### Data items
═══

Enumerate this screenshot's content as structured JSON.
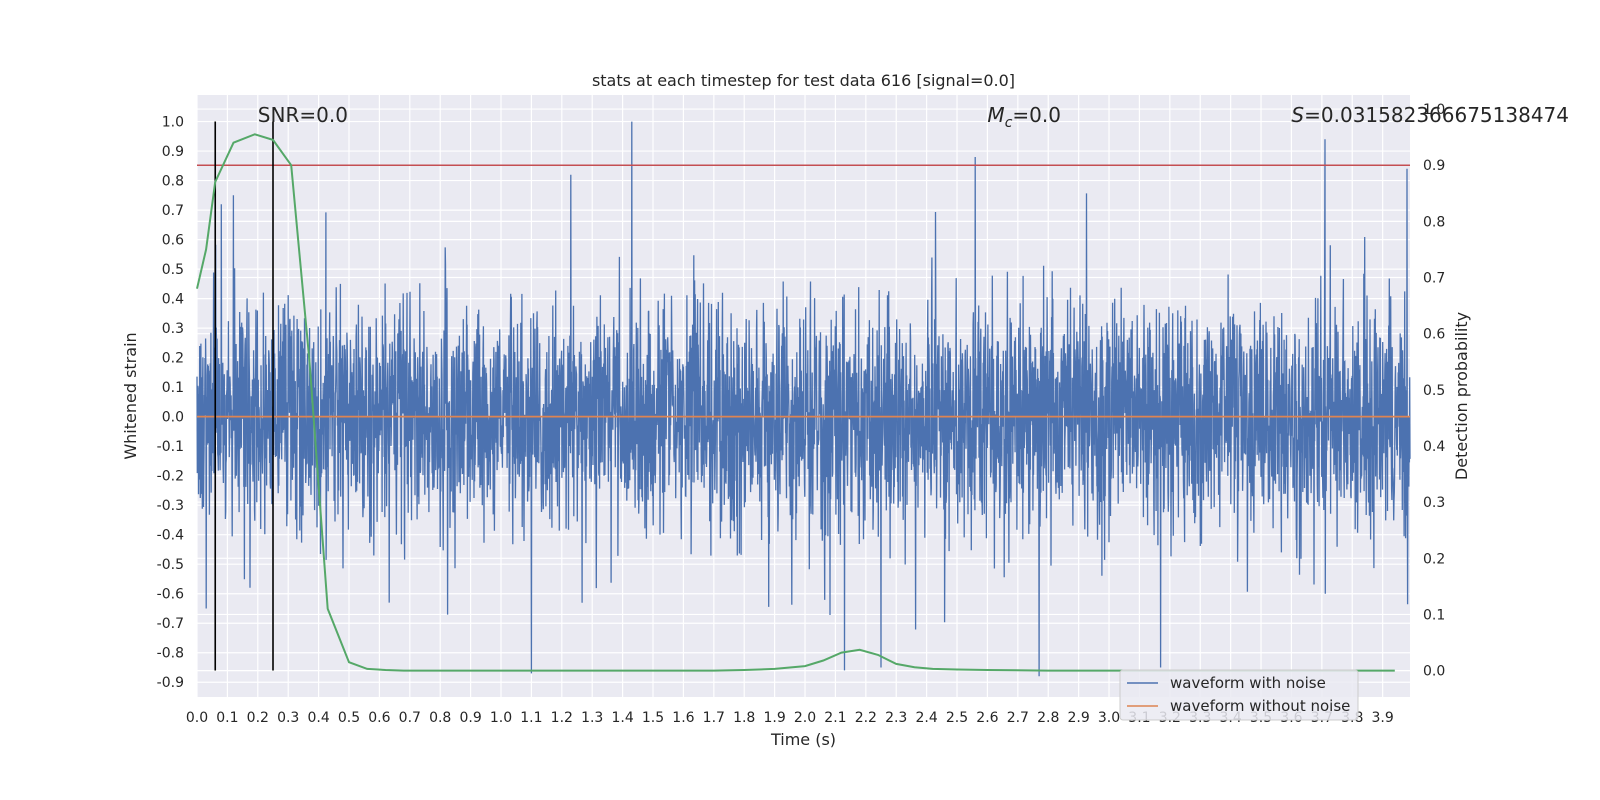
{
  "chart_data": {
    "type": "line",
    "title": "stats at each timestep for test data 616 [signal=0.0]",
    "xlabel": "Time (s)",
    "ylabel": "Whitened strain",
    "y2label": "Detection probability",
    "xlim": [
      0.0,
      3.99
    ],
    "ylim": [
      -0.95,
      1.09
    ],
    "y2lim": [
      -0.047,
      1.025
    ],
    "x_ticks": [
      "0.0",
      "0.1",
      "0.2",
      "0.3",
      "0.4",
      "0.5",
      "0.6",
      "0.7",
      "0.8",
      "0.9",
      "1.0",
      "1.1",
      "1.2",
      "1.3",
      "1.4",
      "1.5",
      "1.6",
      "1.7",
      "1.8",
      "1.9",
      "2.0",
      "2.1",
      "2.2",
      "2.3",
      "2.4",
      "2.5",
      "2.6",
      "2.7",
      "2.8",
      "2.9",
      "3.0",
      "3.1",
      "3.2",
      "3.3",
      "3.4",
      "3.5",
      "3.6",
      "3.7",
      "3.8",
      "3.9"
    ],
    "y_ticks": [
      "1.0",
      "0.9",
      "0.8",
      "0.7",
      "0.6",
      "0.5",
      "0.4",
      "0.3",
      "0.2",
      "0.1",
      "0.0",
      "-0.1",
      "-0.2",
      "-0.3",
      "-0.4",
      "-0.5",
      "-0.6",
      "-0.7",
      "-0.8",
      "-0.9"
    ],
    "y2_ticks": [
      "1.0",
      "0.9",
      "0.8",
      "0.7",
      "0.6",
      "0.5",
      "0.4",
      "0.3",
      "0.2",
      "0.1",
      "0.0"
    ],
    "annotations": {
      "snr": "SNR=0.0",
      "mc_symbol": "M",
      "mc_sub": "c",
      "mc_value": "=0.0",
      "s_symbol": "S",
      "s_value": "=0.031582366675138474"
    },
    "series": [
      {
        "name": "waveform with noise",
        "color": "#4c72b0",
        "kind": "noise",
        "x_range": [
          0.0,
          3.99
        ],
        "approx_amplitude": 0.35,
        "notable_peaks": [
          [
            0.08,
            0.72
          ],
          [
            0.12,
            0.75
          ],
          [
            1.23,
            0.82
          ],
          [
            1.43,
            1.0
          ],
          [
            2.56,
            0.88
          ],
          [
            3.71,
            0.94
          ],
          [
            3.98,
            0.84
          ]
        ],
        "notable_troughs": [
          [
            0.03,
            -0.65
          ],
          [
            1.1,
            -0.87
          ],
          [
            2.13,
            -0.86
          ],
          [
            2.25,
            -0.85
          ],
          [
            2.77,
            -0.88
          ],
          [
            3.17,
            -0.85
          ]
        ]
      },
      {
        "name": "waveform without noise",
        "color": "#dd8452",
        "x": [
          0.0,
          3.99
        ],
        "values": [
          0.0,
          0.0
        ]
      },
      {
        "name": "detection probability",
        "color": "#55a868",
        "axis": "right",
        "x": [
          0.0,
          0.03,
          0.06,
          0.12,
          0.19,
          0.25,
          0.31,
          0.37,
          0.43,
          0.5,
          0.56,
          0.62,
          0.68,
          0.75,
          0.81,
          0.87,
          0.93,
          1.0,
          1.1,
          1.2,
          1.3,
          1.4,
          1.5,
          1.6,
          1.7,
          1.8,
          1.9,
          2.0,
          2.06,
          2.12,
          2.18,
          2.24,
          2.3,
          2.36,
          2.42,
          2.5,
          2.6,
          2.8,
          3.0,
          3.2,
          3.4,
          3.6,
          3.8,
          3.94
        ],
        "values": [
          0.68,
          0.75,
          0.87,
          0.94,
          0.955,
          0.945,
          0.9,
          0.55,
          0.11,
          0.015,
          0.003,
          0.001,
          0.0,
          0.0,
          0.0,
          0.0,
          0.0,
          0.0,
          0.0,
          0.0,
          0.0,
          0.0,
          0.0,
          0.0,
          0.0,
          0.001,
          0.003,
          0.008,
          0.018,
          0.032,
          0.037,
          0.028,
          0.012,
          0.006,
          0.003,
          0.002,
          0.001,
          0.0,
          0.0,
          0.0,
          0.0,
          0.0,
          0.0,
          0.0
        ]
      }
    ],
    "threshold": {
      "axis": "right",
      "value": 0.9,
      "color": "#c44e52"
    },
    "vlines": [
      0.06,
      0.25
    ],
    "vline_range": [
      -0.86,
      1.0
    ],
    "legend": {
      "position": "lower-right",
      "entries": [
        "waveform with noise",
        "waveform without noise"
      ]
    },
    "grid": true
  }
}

═══

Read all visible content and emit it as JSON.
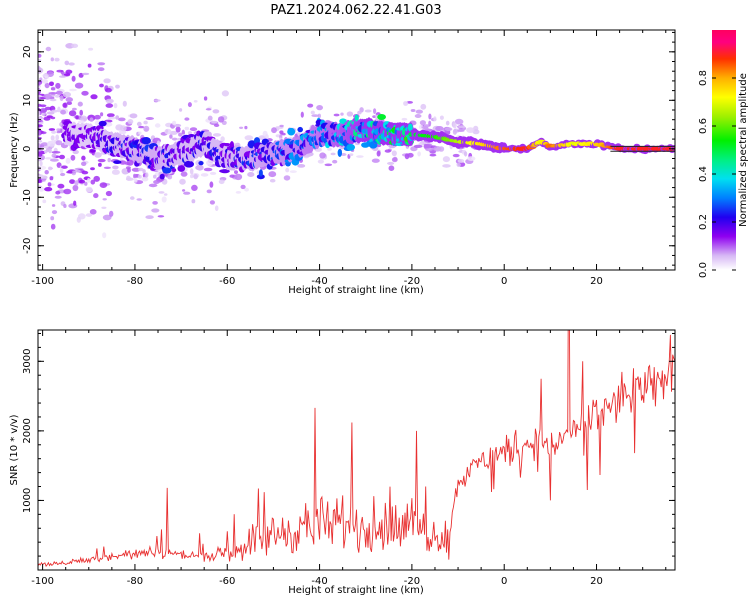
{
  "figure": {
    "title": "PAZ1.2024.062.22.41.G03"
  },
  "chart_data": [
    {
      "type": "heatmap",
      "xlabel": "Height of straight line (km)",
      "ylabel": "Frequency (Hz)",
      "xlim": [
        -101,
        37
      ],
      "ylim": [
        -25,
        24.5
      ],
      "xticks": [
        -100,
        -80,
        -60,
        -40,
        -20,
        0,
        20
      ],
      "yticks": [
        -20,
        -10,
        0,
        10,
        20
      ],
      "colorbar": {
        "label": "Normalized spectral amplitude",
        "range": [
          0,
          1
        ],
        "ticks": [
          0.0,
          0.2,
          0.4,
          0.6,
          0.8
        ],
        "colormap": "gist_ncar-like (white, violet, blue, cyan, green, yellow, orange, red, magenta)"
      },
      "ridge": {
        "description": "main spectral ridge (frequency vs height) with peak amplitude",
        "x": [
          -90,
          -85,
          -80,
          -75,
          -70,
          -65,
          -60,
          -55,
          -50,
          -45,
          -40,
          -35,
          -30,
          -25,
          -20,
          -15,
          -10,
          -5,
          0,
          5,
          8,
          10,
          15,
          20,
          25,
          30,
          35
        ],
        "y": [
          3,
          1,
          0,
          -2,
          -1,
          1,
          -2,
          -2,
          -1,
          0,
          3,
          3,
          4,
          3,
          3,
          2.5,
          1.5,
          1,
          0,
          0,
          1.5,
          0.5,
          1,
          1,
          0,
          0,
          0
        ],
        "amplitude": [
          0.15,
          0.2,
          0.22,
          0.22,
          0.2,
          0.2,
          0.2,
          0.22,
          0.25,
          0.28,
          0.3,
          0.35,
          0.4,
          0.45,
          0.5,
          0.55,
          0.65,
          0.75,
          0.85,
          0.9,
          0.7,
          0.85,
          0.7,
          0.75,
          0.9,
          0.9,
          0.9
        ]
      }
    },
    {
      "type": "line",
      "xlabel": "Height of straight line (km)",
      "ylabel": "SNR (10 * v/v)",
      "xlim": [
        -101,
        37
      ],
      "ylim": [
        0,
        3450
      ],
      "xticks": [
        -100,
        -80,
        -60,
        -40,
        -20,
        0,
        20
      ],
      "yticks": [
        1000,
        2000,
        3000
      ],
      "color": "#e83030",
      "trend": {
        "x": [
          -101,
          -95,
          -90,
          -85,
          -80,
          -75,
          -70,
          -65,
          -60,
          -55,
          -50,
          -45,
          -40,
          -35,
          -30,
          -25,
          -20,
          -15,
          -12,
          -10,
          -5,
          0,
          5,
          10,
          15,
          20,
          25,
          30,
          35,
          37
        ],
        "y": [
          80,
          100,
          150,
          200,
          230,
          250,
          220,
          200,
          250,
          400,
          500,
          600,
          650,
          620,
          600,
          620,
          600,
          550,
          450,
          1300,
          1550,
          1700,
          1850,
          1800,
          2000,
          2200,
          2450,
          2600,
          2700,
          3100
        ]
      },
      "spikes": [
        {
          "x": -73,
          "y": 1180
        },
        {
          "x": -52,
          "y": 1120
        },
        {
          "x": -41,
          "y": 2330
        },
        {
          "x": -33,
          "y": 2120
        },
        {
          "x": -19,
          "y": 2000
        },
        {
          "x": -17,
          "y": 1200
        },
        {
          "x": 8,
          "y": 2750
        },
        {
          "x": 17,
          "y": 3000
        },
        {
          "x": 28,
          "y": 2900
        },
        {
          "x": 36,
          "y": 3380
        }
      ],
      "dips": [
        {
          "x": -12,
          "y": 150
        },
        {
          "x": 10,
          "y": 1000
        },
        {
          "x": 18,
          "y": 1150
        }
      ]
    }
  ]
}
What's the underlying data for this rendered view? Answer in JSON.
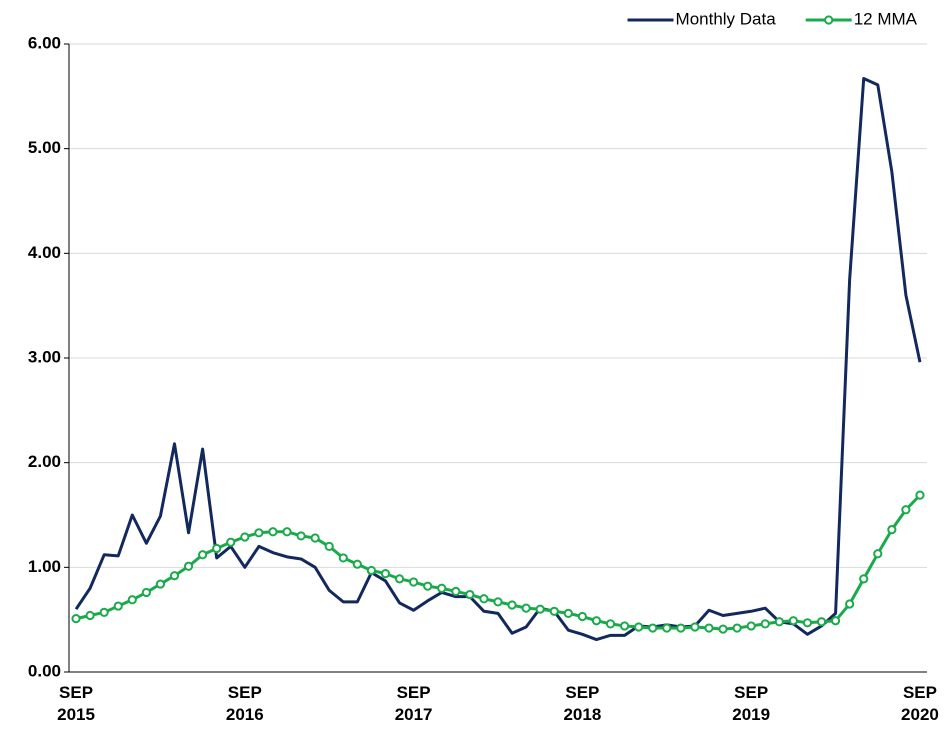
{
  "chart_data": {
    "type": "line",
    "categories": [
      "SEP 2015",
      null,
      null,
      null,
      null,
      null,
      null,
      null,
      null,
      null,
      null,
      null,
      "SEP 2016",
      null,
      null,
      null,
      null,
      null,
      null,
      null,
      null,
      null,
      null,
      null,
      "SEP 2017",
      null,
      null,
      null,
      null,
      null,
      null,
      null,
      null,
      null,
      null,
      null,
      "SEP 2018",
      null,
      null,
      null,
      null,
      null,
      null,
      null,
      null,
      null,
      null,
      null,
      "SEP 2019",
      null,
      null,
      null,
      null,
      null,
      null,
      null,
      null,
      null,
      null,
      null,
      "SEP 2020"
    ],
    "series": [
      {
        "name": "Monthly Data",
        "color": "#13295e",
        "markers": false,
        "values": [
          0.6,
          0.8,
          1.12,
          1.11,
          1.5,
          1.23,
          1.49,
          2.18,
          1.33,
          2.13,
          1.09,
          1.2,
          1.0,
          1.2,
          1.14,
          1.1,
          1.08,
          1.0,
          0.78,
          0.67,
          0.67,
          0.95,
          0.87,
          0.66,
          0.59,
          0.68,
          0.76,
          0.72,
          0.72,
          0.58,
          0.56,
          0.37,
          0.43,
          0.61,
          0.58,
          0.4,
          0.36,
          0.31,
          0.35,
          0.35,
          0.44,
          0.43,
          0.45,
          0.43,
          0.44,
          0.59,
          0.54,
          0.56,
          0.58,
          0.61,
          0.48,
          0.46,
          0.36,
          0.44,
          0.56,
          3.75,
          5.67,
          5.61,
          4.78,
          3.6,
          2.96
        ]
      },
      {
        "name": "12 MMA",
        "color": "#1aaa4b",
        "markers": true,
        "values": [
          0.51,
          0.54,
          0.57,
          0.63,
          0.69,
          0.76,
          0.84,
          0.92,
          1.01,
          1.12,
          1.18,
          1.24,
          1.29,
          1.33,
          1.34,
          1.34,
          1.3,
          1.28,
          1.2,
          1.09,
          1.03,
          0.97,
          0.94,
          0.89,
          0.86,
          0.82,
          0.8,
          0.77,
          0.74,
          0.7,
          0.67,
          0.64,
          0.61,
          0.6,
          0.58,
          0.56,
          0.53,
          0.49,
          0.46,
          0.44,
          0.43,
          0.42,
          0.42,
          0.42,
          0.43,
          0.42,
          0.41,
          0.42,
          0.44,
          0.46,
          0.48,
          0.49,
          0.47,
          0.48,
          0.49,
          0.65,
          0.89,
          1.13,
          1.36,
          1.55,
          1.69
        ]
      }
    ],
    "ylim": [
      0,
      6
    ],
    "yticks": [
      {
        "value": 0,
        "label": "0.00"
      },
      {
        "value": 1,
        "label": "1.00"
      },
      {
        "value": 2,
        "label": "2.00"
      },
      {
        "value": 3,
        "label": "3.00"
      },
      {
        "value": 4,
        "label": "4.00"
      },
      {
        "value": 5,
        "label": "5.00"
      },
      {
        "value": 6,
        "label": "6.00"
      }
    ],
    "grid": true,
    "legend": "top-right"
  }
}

═══

### Problem description
Return the lines of the records that include the string "ridge".

### The completed task
      "ridge": {
        "description": "main spectral ridge (frequency vs height) with peak amplitude",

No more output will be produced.